◆ Stated goal:
All lines below must be repeated exactly, with the pictures omitted.

Collected data entries
---------------

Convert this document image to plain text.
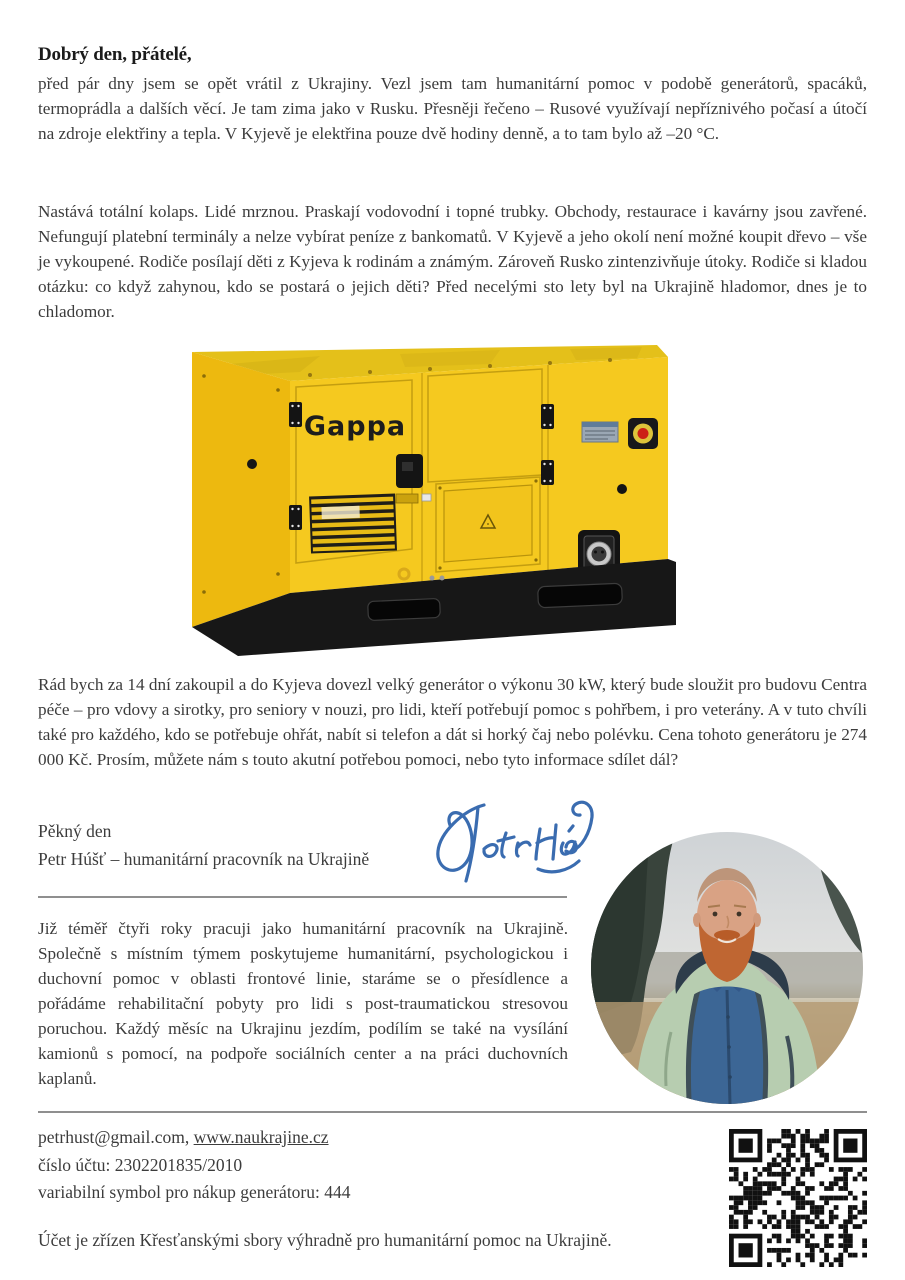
Dobrý den, přátelé,

před pár dny jsem se opět vrátil z Ukrajiny. Vezl jsem tam humanitární pomoc v podobě generátorů, spacáků, termoprádla a dalších věcí. Je tam zima jako v Rusku. Přesněji řečeno – Rusové využívají nepříznivého počasí a útočí na zdroje elektřiny a tepla. V Kyjevě je elektřina pouze dvě hodiny denně, a to tam bylo až –20 °C.

Nastává totální kolaps. Lidé mrznou. Praskají vodovodní i topné trubky. Obchody, restaurace i kavárny jsou zavřené. Nefungují platební terminály a nelze vybírat peníze z bankomatů. V Kyjevě a jeho okolí není možné koupit dřevo – vše je vykoupené. Rodiče posílají děti z Kyjeva k rodinám a známým. Zároveň Rusko zintenzivňuje útoky. Rodiče si kladou otázku: co když zahynou, kdo se postará o jejich děti? Před necelými sto lety byl na Ukrajině hladomor, dnes je to chladomor.

Gappa

Rád bych za 14 dní zakoupil a do Kyjeva dovezl velký generátor o výkonu 30 kW, který bude sloužit pro budovu Centra péče – pro vdovy a sirotky, pro seniory v nouzi, pro lidi, kteří potřebují pomoc s pohřbem, i pro veterány. A v tuto chvíli také pro každého, kdo se potřebuje ohřát, nabít si telefon a dát si horký čaj nebo polévku. Cena tohoto generátoru je 274 000 Kč. Prosím, můžete nám s touto akutní potřebou pomoci, nebo tyto informace sdílet dál?

Pěkný den
Petr Húšť – humanitární pracovník na Ukrajině

Již téměř čtyři roky pracuji jako humanitární pracovník na Ukrajině. Společně s místním týmem poskytujeme humanitární, psychologickou i duchovní pomoc v oblasti frontové linie, staráme se o přesídlence a pořádáme rehabilitační pobyty pro lidi s post-traumatickou stresovou poruchou. Každý měsíc na Ukrajinu jezdím, podílím se také na vysílání kamionů s pomocí, na podpoře sociálních center a na práci duchovních kaplanů.

petrhust@gmail.com, www.naukrajine.cz
číslo účtu: 2302201835/2010
variabilní symbol pro nákup generátoru: 444

Účet je zřízen Křesťanskými sbory výhradně pro humanitární pomoc na Ukrajině.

---------------

◆ Finished task:
Convert this document image to plain text.
Dobrý den, přátelé,

před pár dny jsem se opět vrátil z Ukrajiny. Vezl jsem tam humanitární pomoc v podobě generátorů, spacáků, termoprádla a dalších věcí. Je tam zima jako v Rusku. Přesněji řečeno – Rusové využívají nepříznivého počasí a útočí na zdroje elektřiny a tepla. V Kyjevě je elektřina pouze dvě hodiny denně, a to tam bylo až –20 °C.

Nastává totální kolaps. Lidé mrznou. Praskají vodovodní i topné trubky. Obchody, restaurace i kavárny jsou zavřené. Nefungují platební terminály a nelze vybírat peníze z bankomatů. V Kyjevě a jeho okolí není možné koupit dřevo – vše je vykoupené. Rodiče posílají děti z Kyjeva k rodinám a známým. Zároveň Rusko zintenzivňuje útoky. Rodiče si kladou otázku: co když zahynou, kdo se postará o jejich děti? Před necelými sto lety byl na Ukrajině hladomor, dnes je to chladomor.

Gappa

Rád bych za 14 dní zakoupil a do Kyjeva dovezl velký generátor o výkonu 30 kW, který bude sloužit pro budovu Centra péče – pro vdovy a sirotky, pro seniory v nouzi, pro lidi, kteří potřebují pomoc s pohřbem, i pro veterány. A v tuto chvíli také pro každého, kdo se potřebuje ohřát, nabít si telefon a dát si horký čaj nebo polévku. Cena tohoto generátoru je 274 000 Kč. Prosím, můžete nám s touto akutní potřebou pomoci, nebo tyto informace sdílet dál?

Pěkný den
Petr Húšť – humanitární pracovník na Ukrajině

Již téměř čtyři roky pracuji jako humanitární pracovník na Ukrajině. Společně s místním týmem poskytujeme humanitární, psychologickou i duchovní pomoc v oblasti frontové linie, staráme se o přesídlence a pořádáme rehabilitační pobyty pro lidi s post-traumatickou stresovou poruchou. Každý měsíc na Ukrajinu jezdím, podílím se také na vysílání kamionů s pomocí, na podpoře sociálních center a na práci duchovních kaplanů.

petrhust@gmail.com, www.naukrajine.cz
číslo účtu: 2302201835/2010
variabilní symbol pro nákup generátoru: 444

Účet je zřízen Křesťanskými sbory výhradně pro humanitární pomoc na Ukrajině.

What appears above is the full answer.